> **AIM OF THE TASK**
Return the listing below word for word.

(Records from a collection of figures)
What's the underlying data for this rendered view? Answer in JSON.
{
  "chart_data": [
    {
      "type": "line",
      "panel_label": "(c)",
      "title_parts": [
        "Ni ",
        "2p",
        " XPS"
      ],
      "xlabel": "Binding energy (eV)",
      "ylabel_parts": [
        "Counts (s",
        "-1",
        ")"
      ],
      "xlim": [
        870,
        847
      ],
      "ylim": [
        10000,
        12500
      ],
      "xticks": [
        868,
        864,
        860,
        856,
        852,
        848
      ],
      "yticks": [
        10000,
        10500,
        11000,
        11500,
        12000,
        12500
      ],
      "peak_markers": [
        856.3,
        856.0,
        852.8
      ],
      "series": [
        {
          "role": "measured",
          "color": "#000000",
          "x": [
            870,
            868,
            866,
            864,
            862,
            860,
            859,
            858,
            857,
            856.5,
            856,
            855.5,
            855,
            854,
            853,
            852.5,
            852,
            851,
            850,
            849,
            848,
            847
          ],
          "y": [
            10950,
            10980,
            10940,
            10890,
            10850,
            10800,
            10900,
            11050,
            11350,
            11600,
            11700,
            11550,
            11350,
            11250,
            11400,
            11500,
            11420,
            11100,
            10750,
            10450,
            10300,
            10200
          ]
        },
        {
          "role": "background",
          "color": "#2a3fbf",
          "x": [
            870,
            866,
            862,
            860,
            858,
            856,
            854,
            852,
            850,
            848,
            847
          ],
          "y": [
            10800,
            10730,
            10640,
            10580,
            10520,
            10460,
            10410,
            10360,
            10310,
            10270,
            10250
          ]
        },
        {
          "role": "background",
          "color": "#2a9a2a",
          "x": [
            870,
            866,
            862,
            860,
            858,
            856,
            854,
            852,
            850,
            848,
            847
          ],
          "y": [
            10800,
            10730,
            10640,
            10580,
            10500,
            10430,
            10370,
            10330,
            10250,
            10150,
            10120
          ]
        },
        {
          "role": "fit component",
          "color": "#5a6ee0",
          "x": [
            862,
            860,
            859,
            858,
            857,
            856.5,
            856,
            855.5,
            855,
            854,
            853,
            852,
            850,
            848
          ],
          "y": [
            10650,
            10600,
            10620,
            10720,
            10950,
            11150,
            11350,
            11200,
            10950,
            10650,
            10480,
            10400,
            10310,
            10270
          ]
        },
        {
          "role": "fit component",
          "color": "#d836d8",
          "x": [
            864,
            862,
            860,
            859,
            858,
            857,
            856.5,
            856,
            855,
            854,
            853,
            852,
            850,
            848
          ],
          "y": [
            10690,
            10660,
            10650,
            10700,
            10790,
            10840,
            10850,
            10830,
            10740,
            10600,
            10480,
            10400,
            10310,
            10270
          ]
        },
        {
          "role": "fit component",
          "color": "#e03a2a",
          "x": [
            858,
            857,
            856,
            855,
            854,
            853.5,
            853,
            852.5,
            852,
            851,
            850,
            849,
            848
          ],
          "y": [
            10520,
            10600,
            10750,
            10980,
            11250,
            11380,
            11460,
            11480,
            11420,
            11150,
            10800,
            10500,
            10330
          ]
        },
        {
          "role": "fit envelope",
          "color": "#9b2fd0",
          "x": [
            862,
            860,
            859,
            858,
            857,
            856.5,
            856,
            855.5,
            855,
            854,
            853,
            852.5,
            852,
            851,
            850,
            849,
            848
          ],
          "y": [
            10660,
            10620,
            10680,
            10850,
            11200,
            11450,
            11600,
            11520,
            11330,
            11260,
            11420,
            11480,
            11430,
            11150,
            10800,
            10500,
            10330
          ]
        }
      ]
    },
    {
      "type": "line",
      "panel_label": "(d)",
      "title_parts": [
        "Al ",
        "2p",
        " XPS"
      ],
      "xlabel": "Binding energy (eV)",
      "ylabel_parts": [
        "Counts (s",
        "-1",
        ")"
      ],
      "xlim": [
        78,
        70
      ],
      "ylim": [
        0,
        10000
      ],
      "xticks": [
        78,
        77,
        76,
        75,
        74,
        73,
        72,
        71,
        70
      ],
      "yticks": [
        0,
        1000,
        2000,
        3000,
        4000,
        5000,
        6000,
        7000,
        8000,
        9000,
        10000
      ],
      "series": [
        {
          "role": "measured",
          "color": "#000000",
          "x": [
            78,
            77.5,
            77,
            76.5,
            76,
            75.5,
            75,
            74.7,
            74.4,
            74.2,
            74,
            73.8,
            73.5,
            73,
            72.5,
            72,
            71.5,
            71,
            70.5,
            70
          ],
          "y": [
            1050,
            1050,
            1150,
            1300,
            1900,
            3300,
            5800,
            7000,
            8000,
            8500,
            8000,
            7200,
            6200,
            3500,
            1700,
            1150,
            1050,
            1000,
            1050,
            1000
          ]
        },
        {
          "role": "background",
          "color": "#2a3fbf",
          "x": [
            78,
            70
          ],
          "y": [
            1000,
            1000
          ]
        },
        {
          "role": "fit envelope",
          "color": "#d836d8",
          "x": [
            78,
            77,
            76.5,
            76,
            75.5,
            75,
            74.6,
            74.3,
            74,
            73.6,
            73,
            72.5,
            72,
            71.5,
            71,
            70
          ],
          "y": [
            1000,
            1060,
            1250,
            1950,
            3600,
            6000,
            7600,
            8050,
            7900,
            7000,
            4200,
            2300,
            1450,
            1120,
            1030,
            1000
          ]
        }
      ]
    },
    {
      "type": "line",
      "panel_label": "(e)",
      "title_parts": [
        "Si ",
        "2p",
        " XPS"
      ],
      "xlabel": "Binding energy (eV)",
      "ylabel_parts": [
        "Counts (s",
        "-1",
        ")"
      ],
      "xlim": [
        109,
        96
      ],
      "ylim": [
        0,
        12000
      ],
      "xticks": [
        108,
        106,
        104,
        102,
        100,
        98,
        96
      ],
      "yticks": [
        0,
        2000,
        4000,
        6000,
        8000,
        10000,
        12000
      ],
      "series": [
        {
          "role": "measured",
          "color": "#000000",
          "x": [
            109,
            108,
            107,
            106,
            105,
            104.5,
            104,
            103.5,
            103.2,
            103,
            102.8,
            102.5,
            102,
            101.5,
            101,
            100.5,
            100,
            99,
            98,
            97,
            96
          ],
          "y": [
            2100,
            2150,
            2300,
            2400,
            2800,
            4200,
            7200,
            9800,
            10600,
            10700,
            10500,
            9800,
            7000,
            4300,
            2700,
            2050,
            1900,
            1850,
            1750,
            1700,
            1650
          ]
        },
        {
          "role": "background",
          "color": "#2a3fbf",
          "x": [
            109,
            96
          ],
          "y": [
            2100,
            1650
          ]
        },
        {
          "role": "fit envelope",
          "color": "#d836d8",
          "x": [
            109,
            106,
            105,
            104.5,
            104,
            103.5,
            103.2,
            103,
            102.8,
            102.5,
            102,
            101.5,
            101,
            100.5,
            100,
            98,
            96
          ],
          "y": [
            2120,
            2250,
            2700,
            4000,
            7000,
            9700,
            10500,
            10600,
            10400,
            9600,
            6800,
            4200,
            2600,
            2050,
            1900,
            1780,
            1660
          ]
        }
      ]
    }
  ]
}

> **REPLY**
What's the underlying data for this rendered view? Answer in JSON.
{
  "chart_data": [
    {
      "type": "line",
      "panel_label": "(c)",
      "title_parts": [
        "Ni ",
        "2p",
        " XPS"
      ],
      "xlabel": "Binding energy (eV)",
      "ylabel_parts": [
        "Counts (s",
        "-1",
        ")"
      ],
      "xlim": [
        870,
        847
      ],
      "ylim": [
        10000,
        12500
      ],
      "xticks": [
        868,
        864,
        860,
        856,
        852,
        848
      ],
      "yticks": [
        10000,
        10500,
        11000,
        11500,
        12000,
        12500
      ],
      "peak_markers": [
        856.3,
        856.0,
        852.8
      ],
      "series": [
        {
          "role": "measured",
          "color": "#000000",
          "x": [
            870,
            868,
            866,
            864,
            862,
            860,
            859,
            858,
            857,
            856.5,
            856,
            855.5,
            855,
            854,
            853,
            852.5,
            852,
            851,
            850,
            849,
            848,
            847
          ],
          "y": [
            10950,
            10980,
            10940,
            10890,
            10850,
            10800,
            10900,
            11050,
            11350,
            11600,
            11700,
            11550,
            11350,
            11250,
            11400,
            11500,
            11420,
            11100,
            10750,
            10450,
            10300,
            10200
          ]
        },
        {
          "role": "background",
          "color": "#2a3fbf",
          "x": [
            870,
            866,
            862,
            860,
            858,
            856,
            854,
            852,
            850,
            848,
            847
          ],
          "y": [
            10800,
            10730,
            10640,
            10580,
            10520,
            10460,
            10410,
            10360,
            10310,
            10270,
            10250
          ]
        },
        {
          "role": "background",
          "color": "#2a9a2a",
          "x": [
            870,
            866,
            862,
            860,
            858,
            856,
            854,
            852,
            850,
            848,
            847
          ],
          "y": [
            10800,
            10730,
            10640,
            10580,
            10500,
            10430,
            10370,
            10330,
            10250,
            10150,
            10120
          ]
        },
        {
          "role": "fit component",
          "color": "#5a6ee0",
          "x": [
            862,
            860,
            859,
            858,
            857,
            856.5,
            856,
            855.5,
            855,
            854,
            853,
            852,
            850,
            848
          ],
          "y": [
            10650,
            10600,
            10620,
            10720,
            10950,
            11150,
            11350,
            11200,
            10950,
            10650,
            10480,
            10400,
            10310,
            10270
          ]
        },
        {
          "role": "fit component",
          "color": "#d836d8",
          "x": [
            864,
            862,
            860,
            859,
            858,
            857,
            856.5,
            856,
            855,
            854,
            853,
            852,
            850,
            848
          ],
          "y": [
            10690,
            10660,
            10650,
            10700,
            10790,
            10840,
            10850,
            10830,
            10740,
            10600,
            10480,
            10400,
            10310,
            10270
          ]
        },
        {
          "role": "fit component",
          "color": "#e03a2a",
          "x": [
            858,
            857,
            856,
            855,
            854,
            853.5,
            853,
            852.5,
            852,
            851,
            850,
            849,
            848
          ],
          "y": [
            10520,
            10600,
            10750,
            10980,
            11250,
            11380,
            11460,
            11480,
            11420,
            11150,
            10800,
            10500,
            10330
          ]
        },
        {
          "role": "fit envelope",
          "color": "#9b2fd0",
          "x": [
            862,
            860,
            859,
            858,
            857,
            856.5,
            856,
            855.5,
            855,
            854,
            853,
            852.5,
            852,
            851,
            850,
            849,
            848
          ],
          "y": [
            10660,
            10620,
            10680,
            10850,
            11200,
            11450,
            11600,
            11520,
            11330,
            11260,
            11420,
            11480,
            11430,
            11150,
            10800,
            10500,
            10330
          ]
        }
      ]
    },
    {
      "type": "line",
      "panel_label": "(d)",
      "title_parts": [
        "Al ",
        "2p",
        " XPS"
      ],
      "xlabel": "Binding energy (eV)",
      "ylabel_parts": [
        "Counts (s",
        "-1",
        ")"
      ],
      "xlim": [
        78,
        70
      ],
      "ylim": [
        0,
        10000
      ],
      "xticks": [
        78,
        77,
        76,
        75,
        74,
        73,
        72,
        71,
        70
      ],
      "yticks": [
        0,
        1000,
        2000,
        3000,
        4000,
        5000,
        6000,
        7000,
        8000,
        9000,
        10000
      ],
      "series": [
        {
          "role": "measured",
          "color": "#000000",
          "x": [
            78,
            77.5,
            77,
            76.5,
            76,
            75.5,
            75,
            74.7,
            74.4,
            74.2,
            74,
            73.8,
            73.5,
            73,
            72.5,
            72,
            71.5,
            71,
            70.5,
            70
          ],
          "y": [
            1050,
            1050,
            1150,
            1300,
            1900,
            3300,
            5800,
            7000,
            8000,
            8500,
            8000,
            7200,
            6200,
            3500,
            1700,
            1150,
            1050,
            1000,
            1050,
            1000
          ]
        },
        {
          "role": "background",
          "color": "#2a3fbf",
          "x": [
            78,
            70
          ],
          "y": [
            1000,
            1000
          ]
        },
        {
          "role": "fit envelope",
          "color": "#d836d8",
          "x": [
            78,
            77,
            76.5,
            76,
            75.5,
            75,
            74.6,
            74.3,
            74,
            73.6,
            73,
            72.5,
            72,
            71.5,
            71,
            70
          ],
          "y": [
            1000,
            1060,
            1250,
            1950,
            3600,
            6000,
            7600,
            8050,
            7900,
            7000,
            4200,
            2300,
            1450,
            1120,
            1030,
            1000
          ]
        }
      ]
    },
    {
      "type": "line",
      "panel_label": "(e)",
      "title_parts": [
        "Si ",
        "2p",
        " XPS"
      ],
      "xlabel": "Binding energy (eV)",
      "ylabel_parts": [
        "Counts (s",
        "-1",
        ")"
      ],
      "xlim": [
        109,
        96
      ],
      "ylim": [
        0,
        12000
      ],
      "xticks": [
        108,
        106,
        104,
        102,
        100,
        98,
        96
      ],
      "yticks": [
        0,
        2000,
        4000,
        6000,
        8000,
        10000,
        12000
      ],
      "series": [
        {
          "role": "measured",
          "color": "#000000",
          "x": [
            109,
            108,
            107,
            106,
            105,
            104.5,
            104,
            103.5,
            103.2,
            103,
            102.8,
            102.5,
            102,
            101.5,
            101,
            100.5,
            100,
            99,
            98,
            97,
            96
          ],
          "y": [
            2100,
            2150,
            2300,
            2400,
            2800,
            4200,
            7200,
            9800,
            10600,
            10700,
            10500,
            9800,
            7000,
            4300,
            2700,
            2050,
            1900,
            1850,
            1750,
            1700,
            1650
          ]
        },
        {
          "role": "background",
          "color": "#2a3fbf",
          "x": [
            109,
            96
          ],
          "y": [
            2100,
            1650
          ]
        },
        {
          "role": "fit envelope",
          "color": "#d836d8",
          "x": [
            109,
            106,
            105,
            104.5,
            104,
            103.5,
            103.2,
            103,
            102.8,
            102.5,
            102,
            101.5,
            101,
            100.5,
            100,
            98,
            96
          ],
          "y": [
            2120,
            2250,
            2700,
            4000,
            7000,
            9700,
            10500,
            10600,
            10400,
            9600,
            6800,
            4200,
            2600,
            2050,
            1900,
            1780,
            1660
          ]
        }
      ]
    }
  ]
}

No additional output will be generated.